• [Problem requirements]: Reproduce each line exactly, including spacing and punctuation.
+ + + + +
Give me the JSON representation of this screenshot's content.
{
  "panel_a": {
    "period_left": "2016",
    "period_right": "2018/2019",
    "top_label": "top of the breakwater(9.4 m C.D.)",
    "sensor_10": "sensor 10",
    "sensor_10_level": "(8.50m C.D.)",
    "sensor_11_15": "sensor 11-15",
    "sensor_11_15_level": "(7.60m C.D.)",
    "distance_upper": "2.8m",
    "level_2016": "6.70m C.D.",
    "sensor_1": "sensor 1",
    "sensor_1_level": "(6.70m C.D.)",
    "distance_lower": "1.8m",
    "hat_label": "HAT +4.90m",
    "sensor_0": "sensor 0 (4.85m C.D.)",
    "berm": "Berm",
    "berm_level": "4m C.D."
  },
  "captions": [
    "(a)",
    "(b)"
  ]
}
+ + + + +
• [Full response]:
Give me the JSON representation of this screenshot's content.
{
  "panel_a": {
    "period_left": "2016",
    "period_right": "2018/2019",
    "top_label": "top of the breakwater(9.4 m C.D.)",
    "sensor_10": "sensor 10",
    "sensor_10_level": "(8.50m C.D.)",
    "sensor_11_15": "sensor 11-15",
    "sensor_11_15_level": "(7.60m C.D.)",
    "distance_upper": "2.8m",
    "level_2016": "6.70m C.D.",
    "sensor_1": "sensor 1",
    "sensor_1_level": "(6.70m C.D.)",
    "distance_lower": "1.8m",
    "hat_label": "HAT +4.90m",
    "sensor_0": "sensor 0 (4.85m C.D.)",
    "berm": "Berm",
    "berm_level": "4m C.D."
  },
  "captions": [
    "(a)",
    "(b)"
  ]
}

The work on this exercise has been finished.